TASK DIRECTIONS:
Present the following entries again, word for word and in full.

Saved data entries:
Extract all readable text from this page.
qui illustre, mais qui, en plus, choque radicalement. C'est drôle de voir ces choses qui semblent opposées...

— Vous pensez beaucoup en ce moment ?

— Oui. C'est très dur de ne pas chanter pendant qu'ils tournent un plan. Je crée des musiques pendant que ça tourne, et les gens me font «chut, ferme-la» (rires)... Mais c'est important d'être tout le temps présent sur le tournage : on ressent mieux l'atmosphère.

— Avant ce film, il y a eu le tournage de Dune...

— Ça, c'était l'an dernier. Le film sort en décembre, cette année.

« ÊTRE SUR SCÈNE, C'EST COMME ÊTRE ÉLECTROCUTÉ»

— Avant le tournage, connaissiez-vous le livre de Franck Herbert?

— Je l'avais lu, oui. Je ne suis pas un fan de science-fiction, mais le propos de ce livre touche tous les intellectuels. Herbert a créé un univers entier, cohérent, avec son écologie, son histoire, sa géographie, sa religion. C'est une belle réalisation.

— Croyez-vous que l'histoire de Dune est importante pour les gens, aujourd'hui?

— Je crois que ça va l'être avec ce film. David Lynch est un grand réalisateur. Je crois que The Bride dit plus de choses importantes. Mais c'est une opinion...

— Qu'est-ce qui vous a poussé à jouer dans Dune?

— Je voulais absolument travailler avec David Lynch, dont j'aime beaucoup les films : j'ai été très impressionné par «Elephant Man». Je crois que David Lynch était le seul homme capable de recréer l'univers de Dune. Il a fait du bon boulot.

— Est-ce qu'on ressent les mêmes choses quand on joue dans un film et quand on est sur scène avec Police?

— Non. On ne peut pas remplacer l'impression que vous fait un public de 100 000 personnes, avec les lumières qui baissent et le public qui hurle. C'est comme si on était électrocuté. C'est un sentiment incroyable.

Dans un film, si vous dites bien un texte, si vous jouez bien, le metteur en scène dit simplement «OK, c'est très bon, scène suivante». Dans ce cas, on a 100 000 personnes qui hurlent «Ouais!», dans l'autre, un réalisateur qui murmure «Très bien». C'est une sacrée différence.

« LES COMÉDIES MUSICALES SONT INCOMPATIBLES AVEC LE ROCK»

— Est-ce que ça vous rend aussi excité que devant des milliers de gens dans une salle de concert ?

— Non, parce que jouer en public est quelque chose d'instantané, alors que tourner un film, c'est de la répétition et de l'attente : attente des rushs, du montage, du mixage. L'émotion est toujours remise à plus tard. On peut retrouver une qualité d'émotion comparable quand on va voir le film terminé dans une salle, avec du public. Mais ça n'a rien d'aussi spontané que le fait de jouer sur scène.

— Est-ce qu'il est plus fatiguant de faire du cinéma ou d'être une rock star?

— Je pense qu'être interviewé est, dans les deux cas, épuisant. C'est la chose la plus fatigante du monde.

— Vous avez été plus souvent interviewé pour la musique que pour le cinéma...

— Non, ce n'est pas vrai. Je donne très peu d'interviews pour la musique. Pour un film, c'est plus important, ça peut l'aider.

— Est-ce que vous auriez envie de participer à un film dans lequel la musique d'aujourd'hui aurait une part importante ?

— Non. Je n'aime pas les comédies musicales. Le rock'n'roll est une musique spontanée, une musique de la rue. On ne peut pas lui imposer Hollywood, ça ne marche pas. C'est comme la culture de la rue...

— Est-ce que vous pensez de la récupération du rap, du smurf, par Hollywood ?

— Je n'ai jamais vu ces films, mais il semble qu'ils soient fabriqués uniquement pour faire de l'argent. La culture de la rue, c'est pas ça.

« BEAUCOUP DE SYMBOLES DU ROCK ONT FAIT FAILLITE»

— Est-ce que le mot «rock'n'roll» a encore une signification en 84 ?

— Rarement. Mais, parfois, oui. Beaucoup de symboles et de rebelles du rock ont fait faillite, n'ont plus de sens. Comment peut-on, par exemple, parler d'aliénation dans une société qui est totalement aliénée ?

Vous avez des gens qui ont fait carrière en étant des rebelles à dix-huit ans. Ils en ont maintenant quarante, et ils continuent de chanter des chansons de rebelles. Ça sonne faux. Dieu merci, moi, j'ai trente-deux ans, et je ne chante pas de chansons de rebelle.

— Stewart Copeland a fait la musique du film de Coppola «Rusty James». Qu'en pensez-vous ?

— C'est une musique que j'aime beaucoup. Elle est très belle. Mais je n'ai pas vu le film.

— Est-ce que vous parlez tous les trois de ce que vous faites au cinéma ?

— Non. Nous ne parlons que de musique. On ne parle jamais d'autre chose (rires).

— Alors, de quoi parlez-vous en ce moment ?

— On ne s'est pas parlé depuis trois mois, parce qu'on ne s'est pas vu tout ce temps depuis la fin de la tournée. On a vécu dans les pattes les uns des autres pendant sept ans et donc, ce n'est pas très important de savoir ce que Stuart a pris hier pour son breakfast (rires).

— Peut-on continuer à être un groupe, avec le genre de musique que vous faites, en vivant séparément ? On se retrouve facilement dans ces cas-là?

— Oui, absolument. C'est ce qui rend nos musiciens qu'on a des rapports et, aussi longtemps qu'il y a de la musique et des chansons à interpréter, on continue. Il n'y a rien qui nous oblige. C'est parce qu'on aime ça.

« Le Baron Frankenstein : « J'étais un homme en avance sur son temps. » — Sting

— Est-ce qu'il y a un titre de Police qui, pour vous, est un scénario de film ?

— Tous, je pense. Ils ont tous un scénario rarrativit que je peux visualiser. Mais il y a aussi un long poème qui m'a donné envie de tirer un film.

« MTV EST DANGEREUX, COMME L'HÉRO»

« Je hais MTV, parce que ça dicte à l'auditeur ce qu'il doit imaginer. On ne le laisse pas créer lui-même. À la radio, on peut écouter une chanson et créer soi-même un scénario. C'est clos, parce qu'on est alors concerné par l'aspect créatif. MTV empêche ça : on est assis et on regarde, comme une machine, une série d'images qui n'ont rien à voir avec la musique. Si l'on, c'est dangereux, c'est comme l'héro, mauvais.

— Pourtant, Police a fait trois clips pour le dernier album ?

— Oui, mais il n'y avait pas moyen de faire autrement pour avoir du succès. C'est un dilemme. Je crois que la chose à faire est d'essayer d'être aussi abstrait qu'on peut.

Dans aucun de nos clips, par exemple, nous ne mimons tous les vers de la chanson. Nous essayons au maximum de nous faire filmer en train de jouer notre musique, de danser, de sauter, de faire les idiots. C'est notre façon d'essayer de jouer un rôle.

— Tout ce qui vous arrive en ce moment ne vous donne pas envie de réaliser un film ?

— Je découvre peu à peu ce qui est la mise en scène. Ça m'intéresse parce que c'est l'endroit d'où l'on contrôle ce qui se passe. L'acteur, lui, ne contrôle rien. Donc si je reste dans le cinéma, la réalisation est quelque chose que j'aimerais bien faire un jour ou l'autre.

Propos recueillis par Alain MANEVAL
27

TASK SOLUTION:
Extract all readable text from this page.
qui illustre, mais qui, en plus, choque radicalement. C'est drôle de voir ces choses qui semblent opposées...

— Vous pensez beaucoup en ce moment ?

— Oui. C'est très dur de ne pas chanter pendant qu'ils tournent un plan. Je crée des musiques pendant que ça tourne, et les gens me font «chut, ferme-la» (rires)... Mais c'est important d'être tout le temps présent sur le tournage : on ressent mieux l'atmosphère.

— Avant ce film, il y a eu le tournage de Dune...

— Ça, c'était l'an dernier. Le film sort en décembre, cette année.

« ÊTRE SUR SCÈNE, C'EST COMME ÊTRE ÉLECTROCUTÉ»

— Avant le tournage, connaissiez-vous le livre de Franck Herbert?

— Je l'avais lu, oui. Je ne suis pas un fan de science-fiction, mais le propos de ce livre touche tous les intellectuels. Herbert a créé un univers entier, cohérent, avec son écologie, son histoire, sa géographie, sa religion. C'est une belle réalisation.

— Croyez-vous que l'histoire de Dune est importante pour les gens, aujourd'hui?

— Je crois que ça va l'être avec ce film. David Lynch est un grand réalisateur. Je crois que The Bride dit plus de choses importantes. Mais c'est une opinion...

— Qu'est-ce qui vous a poussé à jouer dans Dune?

— Je voulais absolument travailler avec David Lynch, dont j'aime beaucoup les films : j'ai été très impressionné par «Elephant Man». Je crois que David Lynch était le seul homme capable de recréer l'univers de Dune. Il a fait du bon boulot.

— Est-ce qu'on ressent les mêmes choses quand on joue dans un film et quand on est sur scène avec Police?

— Non. On ne peut pas remplacer l'impression que vous fait un public de 100 000 personnes, avec les lumières qui baissent et le public qui hurle. C'est comme si on était électrocuté. C'est un sentiment incroyable.

Dans un film, si vous dites bien un texte, si vous jouez bien, le metteur en scène dit simplement «OK, c'est très bon, scène suivante». Dans ce cas, on a 100 000 personnes qui hurlent «Ouais!», dans l'autre, un réalisateur qui murmure «Très bien». C'est une sacrée différence.

« LES COMÉDIES MUSICALES SONT INCOMPATIBLES AVEC LE ROCK»

— Est-ce que ça vous rend aussi excité que devant des milliers de gens dans une salle de concert ?

— Non, parce que jouer en public est quelque chose d'instantané, alors que tourner un film, c'est de la répétition et de l'attente : attente des rushs, du montage, du mixage. L'émotion est toujours remise à plus tard. On peut retrouver une qualité d'émotion comparable quand on va voir le film terminé dans une salle, avec du public. Mais ça n'a rien d'aussi spontané que le fait de jouer sur scène.

— Est-ce qu'il est plus fatiguant de faire du cinéma ou d'être une rock star?

— Je pense qu'être interviewé est, dans les deux cas, épuisant. C'est la chose la plus fatigante du monde.

— Vous avez été plus souvent interviewé pour la musique que pour le cinéma...

— Non, ce n'est pas vrai. Je donne très peu d'interviews pour la musique. Pour un film, c'est plus important, ça peut l'aider.

— Est-ce que vous auriez envie de participer à un film dans lequel la musique d'aujourd'hui aurait une part importante ?

— Non. Je n'aime pas les comédies musicales. Le rock'n'roll est une musique spontanée, une musique de la rue. On ne peut pas lui imposer Hollywood, ça ne marche pas. C'est comme la culture de la rue...

— Est-ce que vous pensez de la récupération du rap, du smurf, par Hollywood ?

— Je n'ai jamais vu ces films, mais il semble qu'ils soient fabriqués uniquement pour faire de l'argent. La culture de la rue, c'est pas ça.

« BEAUCOUP DE SYMBOLES DU ROCK ONT FAIT FAILLITE»

— Est-ce que le mot «rock'n'roll» a encore une signification en 84 ?

— Rarement. Mais, parfois, oui. Beaucoup de symboles et de rebelles du rock ont fait faillite, n'ont plus de sens. Comment peut-on, par exemple, parler d'aliénation dans une société qui est totalement aliénée ?

Vous avez des gens qui ont fait carrière en étant des rebelles à dix-huit ans. Ils en ont maintenant quarante, et ils continuent de chanter des chansons de rebelles. Ça sonne faux. Dieu merci, moi, j'ai trente-deux ans, et je ne chante pas de chansons de rebelle.

— Stewart Copeland a fait la musique du film de Coppola «Rusty James». Qu'en pensez-vous ?

— C'est une musique que j'aime beaucoup. Elle est très belle. Mais je n'ai pas vu le film.

— Est-ce que vous parlez tous les trois de ce que vous faites au cinéma ?

— Non. Nous ne parlons que de musique. On ne parle jamais d'autre chose (rires).

— Alors, de quoi parlez-vous en ce moment ?

— On ne s'est pas parlé depuis trois mois, parce qu'on ne s'est pas vu tout ce temps depuis la fin de la tournée. On a vécu dans les pattes les uns des autres pendant sept ans et donc, ce n'est pas très important de savoir ce que Stuart a pris hier pour son breakfast (rires).

— Peut-on continuer à être un groupe, avec le genre de musique que vous faites, en vivant séparément ? On se retrouve facilement dans ces cas-là?

— Oui, absolument. C'est ce qui rend nos musiciens qu'on a des rapports et, aussi longtemps qu'il y a de la musique et des chansons à interpréter, on continue. Il n'y a rien qui nous oblige. C'est parce qu'on aime ça.

« Le Baron Frankenstein : « J'étais un homme en avance sur son temps. » — Sting

— Est-ce qu'il y a un titre de Police qui, pour vous, est un scénario de film ?

— Tous, je pense. Ils ont tous un scénario rarrativit que je peux visualiser. Mais il y a aussi un long poème qui m'a donné envie de tirer un film.

« MTV EST DANGEREUX, COMME L'HÉRO»

« Je hais MTV, parce que ça dicte à l'auditeur ce qu'il doit imaginer. On ne le laisse pas créer lui-même. À la radio, on peut écouter une chanson et créer soi-même un scénario. C'est clos, parce qu'on est alors concerné par l'aspect créatif. MTV empêche ça : on est assis et on regarde, comme une machine, une série d'images qui n'ont rien à voir avec la musique. Si l'on, c'est dangereux, c'est comme l'héro, mauvais.

— Pourtant, Police a fait trois clips pour le dernier album ?

— Oui, mais il n'y avait pas moyen de faire autrement pour avoir du succès. C'est un dilemme. Je crois que la chose à faire est d'essayer d'être aussi abstrait qu'on peut.

Dans aucun de nos clips, par exemple, nous ne mimons tous les vers de la chanson. Nous essayons au maximum de nous faire filmer en train de jouer notre musique, de danser, de sauter, de faire les idiots. C'est notre façon d'essayer de jouer un rôle.

— Tout ce qui vous arrive en ce moment ne vous donne pas envie de réaliser un film ?

— Je découvre peu à peu ce qui est la mise en scène. Ça m'intéresse parce que c'est l'endroit d'où l'on contrôle ce qui se passe. L'acteur, lui, ne contrôle rien. Donc si je reste dans le cinéma, la réalisation est quelque chose que j'aimerais bien faire un jour ou l'autre.

Propos recueillis par Alain MANEVAL
27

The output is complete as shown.